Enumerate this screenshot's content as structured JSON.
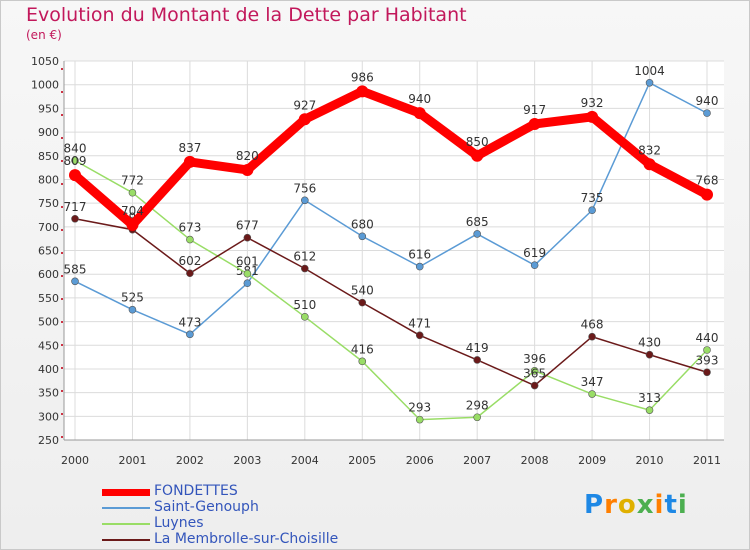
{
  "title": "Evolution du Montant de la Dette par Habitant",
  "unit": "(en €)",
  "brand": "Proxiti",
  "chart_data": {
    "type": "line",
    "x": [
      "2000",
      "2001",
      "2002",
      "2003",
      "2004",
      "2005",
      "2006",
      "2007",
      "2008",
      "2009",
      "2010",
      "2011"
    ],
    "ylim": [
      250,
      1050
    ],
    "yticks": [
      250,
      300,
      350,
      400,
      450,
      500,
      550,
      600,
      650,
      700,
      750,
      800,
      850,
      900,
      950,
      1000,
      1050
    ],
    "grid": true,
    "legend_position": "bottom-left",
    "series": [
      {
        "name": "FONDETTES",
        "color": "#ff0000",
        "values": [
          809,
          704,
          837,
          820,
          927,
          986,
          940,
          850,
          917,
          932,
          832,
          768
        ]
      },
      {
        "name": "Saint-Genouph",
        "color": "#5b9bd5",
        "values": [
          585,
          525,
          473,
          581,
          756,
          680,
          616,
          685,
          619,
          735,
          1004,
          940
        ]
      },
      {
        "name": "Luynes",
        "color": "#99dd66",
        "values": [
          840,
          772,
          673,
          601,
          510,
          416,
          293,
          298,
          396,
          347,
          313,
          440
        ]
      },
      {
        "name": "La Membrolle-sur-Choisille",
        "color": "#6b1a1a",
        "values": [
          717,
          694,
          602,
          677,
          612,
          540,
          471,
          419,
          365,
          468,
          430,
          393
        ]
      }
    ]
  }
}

Challenge:
Set down the material exactly, every line of it, except for the pictures.

Task result:
Enumerate this screenshot's content as structured JSON.
{
  "title": "Evolution du Montant de la Dette par Habitant",
  "unit": "(en €)",
  "brand": "Proxiti",
  "chart_data": {
    "type": "line",
    "x": [
      "2000",
      "2001",
      "2002",
      "2003",
      "2004",
      "2005",
      "2006",
      "2007",
      "2008",
      "2009",
      "2010",
      "2011"
    ],
    "ylim": [
      250,
      1050
    ],
    "yticks": [
      250,
      300,
      350,
      400,
      450,
      500,
      550,
      600,
      650,
      700,
      750,
      800,
      850,
      900,
      950,
      1000,
      1050
    ],
    "grid": true,
    "legend_position": "bottom-left",
    "series": [
      {
        "name": "FONDETTES",
        "color": "#ff0000",
        "values": [
          809,
          704,
          837,
          820,
          927,
          986,
          940,
          850,
          917,
          932,
          832,
          768
        ]
      },
      {
        "name": "Saint-Genouph",
        "color": "#5b9bd5",
        "values": [
          585,
          525,
          473,
          581,
          756,
          680,
          616,
          685,
          619,
          735,
          1004,
          940
        ]
      },
      {
        "name": "Luynes",
        "color": "#99dd66",
        "values": [
          840,
          772,
          673,
          601,
          510,
          416,
          293,
          298,
          396,
          347,
          313,
          440
        ]
      },
      {
        "name": "La Membrolle-sur-Choisille",
        "color": "#6b1a1a",
        "values": [
          717,
          694,
          602,
          677,
          612,
          540,
          471,
          419,
          365,
          468,
          430,
          393
        ]
      }
    ]
  }
}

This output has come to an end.